Films by Collection

Wellington Film Society

As always, there's a wide range of cinema tastes across the Wellington Film Society Committee, so our choices reflect those myriad views. We think these are a great appetizer into what is a sumptuous feast of film. Naturally we hope as many people as possible get along to see Tarkovsky's Stalker in its fantastic new restoration and we're enormously proud to be co-presenting this with NZIFF. At the other end of the spectrum, we can't recommend Multiple Maniacs enough, from the "Pope of Trash", John Waters. And we're all excited to see the feature debut from one of our own committee members, Nic Gorman, with his film Human Traces. We hope our list inspires you to dive in and take a chance on what could be your new cinema awakening.

Faces Places

Visages villages

Agnès Varda, JR

In this utterly charming documentary, octogenarian French director Agnès Varda takes to the road with the young photo-muralist JR, creating artworks, looking up old friends and finding new ones.

▶ [Extracted information]
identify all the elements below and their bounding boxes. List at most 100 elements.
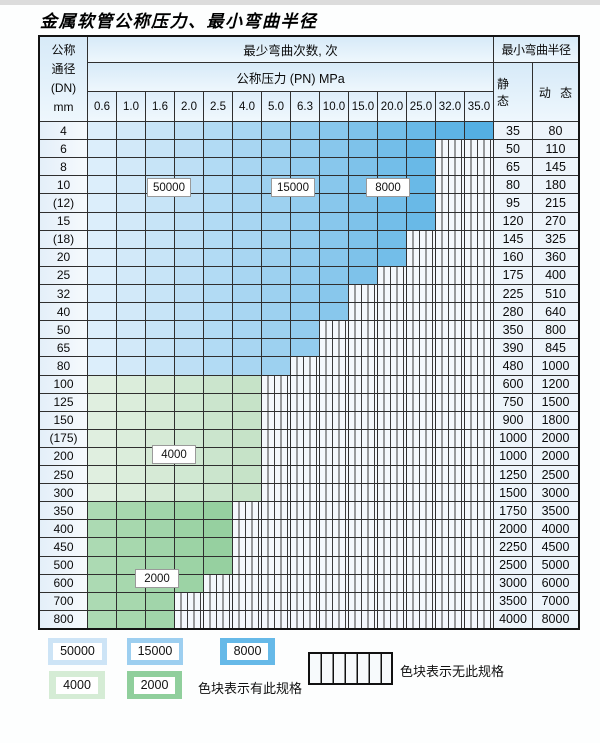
no-spec-cell xyxy=(233,610,261,628)
dn-cell: 15 xyxy=(40,212,87,230)
spec-cell xyxy=(204,447,232,466)
dn-cell: (175) xyxy=(40,429,87,447)
spec-cell xyxy=(204,339,232,357)
static-radius-cell: 50 xyxy=(494,140,532,158)
spec-cell xyxy=(146,248,174,266)
spec-cell xyxy=(233,122,261,140)
no-spec-cell xyxy=(349,466,377,484)
no-spec-cell xyxy=(436,520,464,538)
dn-header-line: 公称 xyxy=(51,43,76,57)
no-spec-cell xyxy=(349,484,377,502)
page-title: 金属软管公称压力、最小弯曲半径 xyxy=(40,12,318,32)
spec-cell xyxy=(204,502,232,520)
no-spec-cell xyxy=(291,357,319,375)
spec-cell xyxy=(204,520,232,538)
spec-cell xyxy=(175,339,203,357)
no-spec-cell xyxy=(262,520,290,538)
dn-header-line: mm xyxy=(53,100,74,114)
bend-cycles-header: 最少弯曲次数, 次 xyxy=(88,37,493,62)
static-radius-cell: 3500 xyxy=(494,592,532,610)
spec-cell xyxy=(291,194,319,212)
dn-cell: 4 xyxy=(40,122,87,140)
spec-cell xyxy=(146,158,174,176)
spec-cell xyxy=(262,284,290,303)
spec-cell xyxy=(320,158,348,176)
spec-cell xyxy=(204,158,232,176)
no-spec-cell xyxy=(407,303,435,321)
no-spec-cell xyxy=(378,266,406,284)
no-spec-cell xyxy=(175,610,203,628)
spec-cell xyxy=(88,122,116,140)
legend-swatch-8000: 8000 xyxy=(220,638,275,665)
spec-cell xyxy=(117,538,145,556)
spec-cell xyxy=(146,140,174,158)
spec-table: 公称 通径 (DN) mm 最少弯曲次数, 次 最小弯曲半径 公称压力 (PN)… xyxy=(38,35,580,630)
no-spec-cell xyxy=(436,194,464,212)
spec-cell xyxy=(117,466,145,484)
spec-cell xyxy=(320,230,348,248)
no-spec-cell xyxy=(349,411,377,429)
static-radius-cell: 225 xyxy=(494,284,532,303)
spec-cell xyxy=(88,592,116,610)
spec-cell xyxy=(175,303,203,321)
no-spec-cell xyxy=(320,339,348,357)
no-spec-cell xyxy=(233,592,261,610)
no-spec-cell xyxy=(291,610,319,628)
spec-cell xyxy=(146,194,174,212)
cycles-8000-label: 8000 xyxy=(366,178,410,197)
spec-cell xyxy=(233,447,261,466)
legend-swatch-15000: 15000 xyxy=(127,638,183,665)
no-spec-cell xyxy=(378,321,406,339)
spec-cell xyxy=(291,158,319,176)
no-spec-cell xyxy=(291,574,319,592)
pressure-header-cell: 5.0 xyxy=(262,92,290,121)
spec-cell xyxy=(349,122,377,140)
no-spec-cell xyxy=(204,610,232,628)
legend-swatch-label: 8000 xyxy=(226,643,269,660)
spec-cell xyxy=(88,284,116,303)
spec-cell xyxy=(349,248,377,266)
no-spec-cell xyxy=(349,321,377,339)
spec-cell xyxy=(146,122,174,140)
no-spec-cell xyxy=(291,484,319,502)
no-spec-cell xyxy=(320,484,348,502)
dn-cell: 50 xyxy=(40,321,87,339)
spec-cell xyxy=(262,248,290,266)
spec-cell xyxy=(291,140,319,158)
spec-cell xyxy=(88,212,116,230)
no-spec-cell xyxy=(262,375,290,393)
no-spec-cell xyxy=(349,574,377,592)
dynamic-radius-cell: 4000 xyxy=(533,520,578,538)
static-radius-cell: 160 xyxy=(494,248,532,266)
spec-cell xyxy=(117,357,145,375)
legend-has-spec-text: 色块表示有此规格 xyxy=(198,681,303,696)
dynamic-column-header: 动 态 xyxy=(533,63,578,121)
no-spec-cell xyxy=(378,339,406,357)
spec-cell xyxy=(291,266,319,284)
dynamic-radius-cell: 3000 xyxy=(533,484,578,502)
spec-cell xyxy=(175,556,203,574)
no-spec-cell xyxy=(407,339,435,357)
spec-cell xyxy=(204,429,232,447)
no-spec-cell xyxy=(291,447,319,466)
no-spec-cell xyxy=(407,447,435,466)
spec-cell xyxy=(204,230,232,248)
no-spec-cell xyxy=(320,466,348,484)
spec-cell xyxy=(146,230,174,248)
no-spec-cell xyxy=(320,429,348,447)
spec-cell xyxy=(378,230,406,248)
spec-cell xyxy=(146,266,174,284)
no-spec-cell xyxy=(349,393,377,411)
no-spec-cell xyxy=(436,303,464,321)
no-spec-cell xyxy=(378,538,406,556)
spec-cell xyxy=(146,520,174,538)
pressure-header-cell: 2.5 xyxy=(204,92,232,121)
no-spec-cell xyxy=(465,502,493,520)
dn-column-header: 公称 通径 (DN) mm xyxy=(40,37,87,121)
cycles-2000-label: 2000 xyxy=(135,569,179,588)
dn-cell: 500 xyxy=(40,556,87,574)
no-spec-cell xyxy=(436,266,464,284)
pressure-header-cell: 2.0 xyxy=(175,92,203,121)
no-spec-cell xyxy=(407,520,435,538)
no-spec-cell xyxy=(262,447,290,466)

▶ [Problem to solve] Reproduce the film society text word for word, the stretch from "In this utterly" through "finding new ones.".

▶ [Solution to this problem]
In this utterly charming documentary, octogenarian French director Agnès Varda takes to the road with the young photo-muralist JR, creating artworks, looking up old friends and finding new ones.